Extracted records

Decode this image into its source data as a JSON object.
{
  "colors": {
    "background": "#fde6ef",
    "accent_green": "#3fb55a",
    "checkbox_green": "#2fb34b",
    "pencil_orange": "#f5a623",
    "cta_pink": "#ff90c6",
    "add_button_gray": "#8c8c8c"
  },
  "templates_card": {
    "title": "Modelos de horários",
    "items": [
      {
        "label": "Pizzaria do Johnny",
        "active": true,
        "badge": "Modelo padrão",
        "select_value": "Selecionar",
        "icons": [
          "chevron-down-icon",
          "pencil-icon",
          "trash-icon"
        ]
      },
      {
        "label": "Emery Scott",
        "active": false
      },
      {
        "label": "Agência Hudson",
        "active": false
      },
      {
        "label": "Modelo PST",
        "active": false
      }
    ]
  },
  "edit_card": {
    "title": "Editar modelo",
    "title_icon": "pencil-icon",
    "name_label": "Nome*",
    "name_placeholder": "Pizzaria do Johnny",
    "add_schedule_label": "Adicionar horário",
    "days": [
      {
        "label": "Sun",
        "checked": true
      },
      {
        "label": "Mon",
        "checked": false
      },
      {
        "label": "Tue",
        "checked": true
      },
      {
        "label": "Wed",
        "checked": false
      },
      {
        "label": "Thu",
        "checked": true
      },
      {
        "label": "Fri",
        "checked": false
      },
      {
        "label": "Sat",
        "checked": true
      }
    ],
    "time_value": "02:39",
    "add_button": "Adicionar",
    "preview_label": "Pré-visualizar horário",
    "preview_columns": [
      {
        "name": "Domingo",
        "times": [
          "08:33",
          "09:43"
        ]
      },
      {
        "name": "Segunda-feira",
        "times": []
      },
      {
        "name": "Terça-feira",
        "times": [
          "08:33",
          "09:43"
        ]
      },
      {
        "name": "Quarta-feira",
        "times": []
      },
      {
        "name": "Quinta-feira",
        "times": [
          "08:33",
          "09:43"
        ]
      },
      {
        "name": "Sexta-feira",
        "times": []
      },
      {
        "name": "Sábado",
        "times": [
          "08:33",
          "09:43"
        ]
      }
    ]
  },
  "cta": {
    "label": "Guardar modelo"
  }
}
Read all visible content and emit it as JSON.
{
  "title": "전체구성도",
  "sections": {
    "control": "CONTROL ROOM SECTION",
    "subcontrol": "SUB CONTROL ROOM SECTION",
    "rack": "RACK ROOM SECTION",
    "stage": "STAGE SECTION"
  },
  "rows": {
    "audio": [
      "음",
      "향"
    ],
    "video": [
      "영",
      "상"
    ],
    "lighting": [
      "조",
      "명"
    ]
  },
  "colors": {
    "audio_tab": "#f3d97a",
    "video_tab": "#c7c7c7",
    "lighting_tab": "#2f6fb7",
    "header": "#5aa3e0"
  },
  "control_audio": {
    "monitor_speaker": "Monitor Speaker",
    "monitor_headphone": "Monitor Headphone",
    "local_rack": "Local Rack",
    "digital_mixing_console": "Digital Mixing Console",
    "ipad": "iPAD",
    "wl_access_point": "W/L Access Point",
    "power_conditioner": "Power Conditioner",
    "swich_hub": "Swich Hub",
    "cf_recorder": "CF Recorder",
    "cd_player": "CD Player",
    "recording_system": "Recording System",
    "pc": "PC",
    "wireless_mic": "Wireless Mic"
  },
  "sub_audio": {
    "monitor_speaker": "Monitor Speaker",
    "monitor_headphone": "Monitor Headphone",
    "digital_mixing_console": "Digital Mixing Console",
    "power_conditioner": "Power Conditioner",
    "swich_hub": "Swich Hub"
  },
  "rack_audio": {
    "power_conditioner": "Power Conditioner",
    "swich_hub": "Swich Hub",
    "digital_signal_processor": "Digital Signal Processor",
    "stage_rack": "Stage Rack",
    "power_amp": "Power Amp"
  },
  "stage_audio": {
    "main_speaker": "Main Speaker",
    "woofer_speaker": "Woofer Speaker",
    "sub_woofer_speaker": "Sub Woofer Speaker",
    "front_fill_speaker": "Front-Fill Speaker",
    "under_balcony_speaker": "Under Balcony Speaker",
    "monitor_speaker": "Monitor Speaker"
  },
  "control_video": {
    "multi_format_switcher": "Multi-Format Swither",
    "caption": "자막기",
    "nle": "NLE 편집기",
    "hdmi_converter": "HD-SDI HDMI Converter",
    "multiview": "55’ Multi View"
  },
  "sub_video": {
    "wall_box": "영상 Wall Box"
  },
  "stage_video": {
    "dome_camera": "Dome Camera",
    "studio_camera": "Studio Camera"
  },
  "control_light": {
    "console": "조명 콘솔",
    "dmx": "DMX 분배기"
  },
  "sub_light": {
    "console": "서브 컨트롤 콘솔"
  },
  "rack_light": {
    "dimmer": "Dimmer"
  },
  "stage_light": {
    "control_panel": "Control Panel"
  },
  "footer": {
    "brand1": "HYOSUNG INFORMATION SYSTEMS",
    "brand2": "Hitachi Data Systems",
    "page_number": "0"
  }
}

Written problem: Check each line above for the word "Multi", and copy the lines where it appears.

Final answer:
    "multi_format_switcher": "Multi-Format Swither",
    "multiview": "55’ Multi View"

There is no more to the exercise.